#### [Task prompt]
Look at each line of the records and count those with "ylabel" in them. Please answer with the count alone.

(Stored records)
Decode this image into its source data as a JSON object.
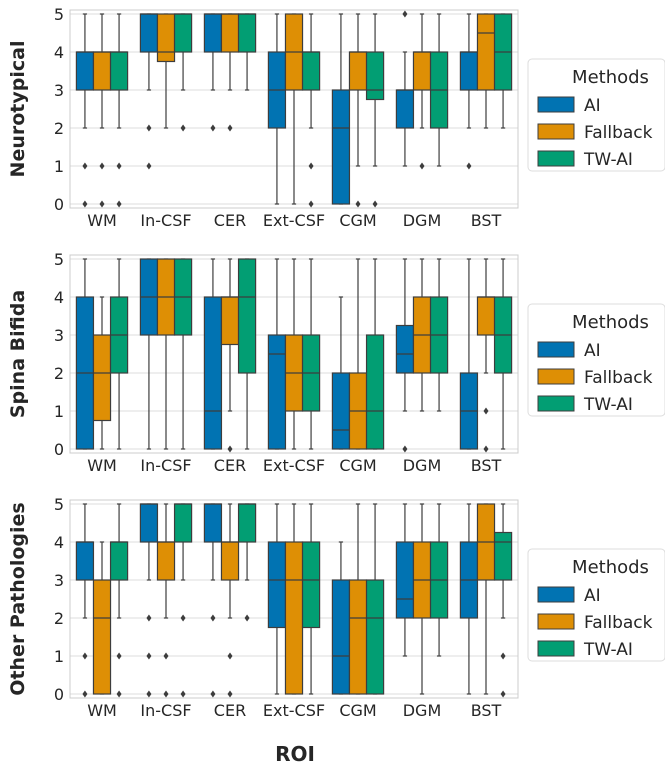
{
  "figure": {
    "xlabel": "ROI",
    "legend_title": "Methods"
  },
  "chart_data": [
    {
      "type": "box",
      "ylabel": "Neurotypical",
      "ylim": [
        0,
        5
      ],
      "yticks": [
        0,
        1,
        2,
        3,
        4,
        5
      ],
      "grid": true,
      "legend_position": "right",
      "categories": [
        "WM",
        "In-CSF",
        "CER",
        "Ext-CSF",
        "CGM",
        "DGM",
        "BST"
      ],
      "series": [
        {
          "name": "AI",
          "color": "#0173b2",
          "boxes": [
            {
              "min": 2,
              "q1": 3,
              "median": 4,
              "q3": 4,
              "max": 5,
              "outliers": [
                1,
                0
              ]
            },
            {
              "min": 3,
              "q1": 4,
              "median": 5,
              "q3": 5,
              "max": 5,
              "outliers": [
                2,
                1
              ]
            },
            {
              "min": 3,
              "q1": 4,
              "median": 5,
              "q3": 5,
              "max": 5,
              "outliers": [
                2
              ]
            },
            {
              "min": 0,
              "q1": 2,
              "median": 3,
              "q3": 4,
              "max": 5,
              "outliers": []
            },
            {
              "min": 0,
              "q1": 0,
              "median": 2,
              "q3": 3,
              "max": 5,
              "outliers": []
            },
            {
              "min": 1,
              "q1": 2,
              "median": 3,
              "q3": 3,
              "max": 4,
              "outliers": [
                5
              ]
            },
            {
              "min": 2,
              "q1": 3,
              "median": 4,
              "q3": 4,
              "max": 5,
              "outliers": [
                1
              ]
            }
          ]
        },
        {
          "name": "Fallback",
          "color": "#de8f05",
          "boxes": [
            {
              "min": 2,
              "q1": 3,
              "median": 4,
              "q3": 4,
              "max": 5,
              "outliers": [
                1,
                0
              ]
            },
            {
              "min": 2,
              "q1": 3.75,
              "median": 4,
              "q3": 5,
              "max": 5,
              "outliers": []
            },
            {
              "min": 3,
              "q1": 4,
              "median": 5,
              "q3": 5,
              "max": 5,
              "outliers": [
                2
              ]
            },
            {
              "min": 0,
              "q1": 3,
              "median": 4,
              "q3": 5,
              "max": 5,
              "outliers": []
            },
            {
              "min": 1,
              "q1": 3,
              "median": 4,
              "q3": 4,
              "max": 5,
              "outliers": [
                0
              ]
            },
            {
              "min": 2,
              "q1": 3,
              "median": 4,
              "q3": 4,
              "max": 5,
              "outliers": [
                1
              ]
            },
            {
              "min": 2,
              "q1": 3,
              "median": 4.5,
              "q3": 5,
              "max": 5,
              "outliers": []
            }
          ]
        },
        {
          "name": "TW-AI",
          "color": "#029e73",
          "boxes": [
            {
              "min": 2,
              "q1": 3,
              "median": 4,
              "q3": 4,
              "max": 5,
              "outliers": [
                1,
                0
              ]
            },
            {
              "min": 3,
              "q1": 4,
              "median": 5,
              "q3": 5,
              "max": 5,
              "outliers": [
                2
              ]
            },
            {
              "min": 3,
              "q1": 4,
              "median": 5,
              "q3": 5,
              "max": 5,
              "outliers": []
            },
            {
              "min": 2,
              "q1": 3,
              "median": 4,
              "q3": 4,
              "max": 5,
              "outliers": [
                1,
                0
              ]
            },
            {
              "min": 1,
              "q1": 2.75,
              "median": 3,
              "q3": 4,
              "max": 5,
              "outliers": [
                0
              ]
            },
            {
              "min": 1,
              "q1": 2,
              "median": 3,
              "q3": 4,
              "max": 5,
              "outliers": []
            },
            {
              "min": 2,
              "q1": 3,
              "median": 4,
              "q3": 5,
              "max": 5,
              "outliers": []
            }
          ]
        }
      ]
    },
    {
      "type": "box",
      "ylabel": "Spina Bifida",
      "ylim": [
        0,
        5
      ],
      "yticks": [
        0,
        1,
        2,
        3,
        4,
        5
      ],
      "grid": true,
      "legend_position": "right",
      "categories": [
        "WM",
        "In-CSF",
        "CER",
        "Ext-CSF",
        "CGM",
        "DGM",
        "BST"
      ],
      "series": [
        {
          "name": "AI",
          "color": "#0173b2",
          "boxes": [
            {
              "min": 0,
              "q1": 0,
              "median": 2,
              "q3": 4,
              "max": 5,
              "outliers": []
            },
            {
              "min": 0,
              "q1": 3,
              "median": 4,
              "q3": 5,
              "max": 5,
              "outliers": []
            },
            {
              "min": 0,
              "q1": 0,
              "median": 1,
              "q3": 4,
              "max": 5,
              "outliers": []
            },
            {
              "min": 0,
              "q1": 0,
              "median": 2.5,
              "q3": 3,
              "max": 5,
              "outliers": []
            },
            {
              "min": 0,
              "q1": 0,
              "median": 0.5,
              "q3": 2,
              "max": 4,
              "outliers": []
            },
            {
              "min": 1,
              "q1": 2,
              "median": 2.5,
              "q3": 3.25,
              "max": 5,
              "outliers": [
                0
              ]
            },
            {
              "min": 0,
              "q1": 0,
              "median": 1,
              "q3": 2,
              "max": 5,
              "outliers": []
            }
          ]
        },
        {
          "name": "Fallback",
          "color": "#de8f05",
          "boxes": [
            {
              "min": 0,
              "q1": 0.75,
              "median": 2,
              "q3": 3,
              "max": 4,
              "outliers": []
            },
            {
              "min": 0,
              "q1": 3,
              "median": 4,
              "q3": 5,
              "max": 5,
              "outliers": []
            },
            {
              "min": 1,
              "q1": 2.75,
              "median": 4,
              "q3": 4,
              "max": 5,
              "outliers": [
                0
              ]
            },
            {
              "min": 0,
              "q1": 1,
              "median": 2,
              "q3": 3,
              "max": 5,
              "outliers": []
            },
            {
              "min": 0,
              "q1": 0,
              "median": 1,
              "q3": 2,
              "max": 5,
              "outliers": []
            },
            {
              "min": 1,
              "q1": 2,
              "median": 3,
              "q3": 4,
              "max": 5,
              "outliers": []
            },
            {
              "min": 2,
              "q1": 3,
              "median": 4,
              "q3": 4,
              "max": 5,
              "outliers": [
                1,
                0
              ]
            }
          ]
        },
        {
          "name": "TW-AI",
          "color": "#029e73",
          "boxes": [
            {
              "min": 0,
              "q1": 2,
              "median": 3,
              "q3": 4,
              "max": 5,
              "outliers": []
            },
            {
              "min": 0,
              "q1": 3,
              "median": 4,
              "q3": 5,
              "max": 5,
              "outliers": []
            },
            {
              "min": 0,
              "q1": 2,
              "median": 4,
              "q3": 5,
              "max": 5,
              "outliers": []
            },
            {
              "min": 0,
              "q1": 1,
              "median": 2,
              "q3": 3,
              "max": 5,
              "outliers": []
            },
            {
              "min": 0,
              "q1": 0,
              "median": 1,
              "q3": 3,
              "max": 5,
              "outliers": []
            },
            {
              "min": 1,
              "q1": 2,
              "median": 3,
              "q3": 4,
              "max": 5,
              "outliers": []
            },
            {
              "min": 0,
              "q1": 2,
              "median": 3,
              "q3": 4,
              "max": 5,
              "outliers": []
            }
          ]
        }
      ]
    },
    {
      "type": "box",
      "ylabel": "Other Pathologies",
      "ylim": [
        0,
        5
      ],
      "yticks": [
        0,
        1,
        2,
        3,
        4,
        5
      ],
      "grid": true,
      "legend_position": "right",
      "categories": [
        "WM",
        "In-CSF",
        "CER",
        "Ext-CSF",
        "CGM",
        "DGM",
        "BST"
      ],
      "series": [
        {
          "name": "AI",
          "color": "#0173b2",
          "boxes": [
            {
              "min": 2,
              "q1": 3,
              "median": 4,
              "q3": 4,
              "max": 5,
              "outliers": [
                1,
                0
              ]
            },
            {
              "min": 3,
              "q1": 4,
              "median": 5,
              "q3": 5,
              "max": 5,
              "outliers": [
                2,
                1,
                0
              ]
            },
            {
              "min": 3,
              "q1": 4,
              "median": 5,
              "q3": 5,
              "max": 5,
              "outliers": [
                2,
                0
              ]
            },
            {
              "min": 0,
              "q1": 1.75,
              "median": 3,
              "q3": 4,
              "max": 5,
              "outliers": []
            },
            {
              "min": 0,
              "q1": 0,
              "median": 1,
              "q3": 3,
              "max": 4,
              "outliers": []
            },
            {
              "min": 1,
              "q1": 2,
              "median": 2.5,
              "q3": 4,
              "max": 5,
              "outliers": []
            },
            {
              "min": 0,
              "q1": 2,
              "median": 3,
              "q3": 4,
              "max": 5,
              "outliers": []
            }
          ]
        },
        {
          "name": "Fallback",
          "color": "#de8f05",
          "boxes": [
            {
              "min": 0,
              "q1": 0,
              "median": 2,
              "q3": 3,
              "max": 4,
              "outliers": []
            },
            {
              "min": 2,
              "q1": 3,
              "median": 4,
              "q3": 4,
              "max": 5,
              "outliers": [
                1,
                0
              ]
            },
            {
              "min": 2,
              "q1": 3,
              "median": 4,
              "q3": 4,
              "max": 5,
              "outliers": [
                1,
                0
              ]
            },
            {
              "min": 0,
              "q1": 0,
              "median": 3,
              "q3": 4,
              "max": 5,
              "outliers": []
            },
            {
              "min": 0,
              "q1": 0,
              "median": 2,
              "q3": 3,
              "max": 5,
              "outliers": []
            },
            {
              "min": 0,
              "q1": 2,
              "median": 3,
              "q3": 4,
              "max": 5,
              "outliers": []
            },
            {
              "min": 0,
              "q1": 3,
              "median": 4,
              "q3": 5,
              "max": 5,
              "outliers": []
            }
          ]
        },
        {
          "name": "TW-AI",
          "color": "#029e73",
          "boxes": [
            {
              "min": 2,
              "q1": 3,
              "median": 4,
              "q3": 4,
              "max": 5,
              "outliers": [
                1,
                0
              ]
            },
            {
              "min": 3,
              "q1": 4,
              "median": 5,
              "q3": 5,
              "max": 5,
              "outliers": [
                2,
                0
              ]
            },
            {
              "min": 3,
              "q1": 4,
              "median": 5,
              "q3": 5,
              "max": 5,
              "outliers": [
                2
              ]
            },
            {
              "min": 0,
              "q1": 1.75,
              "median": 3,
              "q3": 4,
              "max": 5,
              "outliers": []
            },
            {
              "min": 0,
              "q1": 0,
              "median": 2,
              "q3": 3,
              "max": 5,
              "outliers": []
            },
            {
              "min": 1,
              "q1": 2,
              "median": 3,
              "q3": 4,
              "max": 5,
              "outliers": []
            },
            {
              "min": 2,
              "q1": 3,
              "median": 4,
              "q3": 4.25,
              "max": 5,
              "outliers": [
                1,
                0
              ]
            }
          ]
        }
      ]
    }
  ]
}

#### [Answer to this task]
3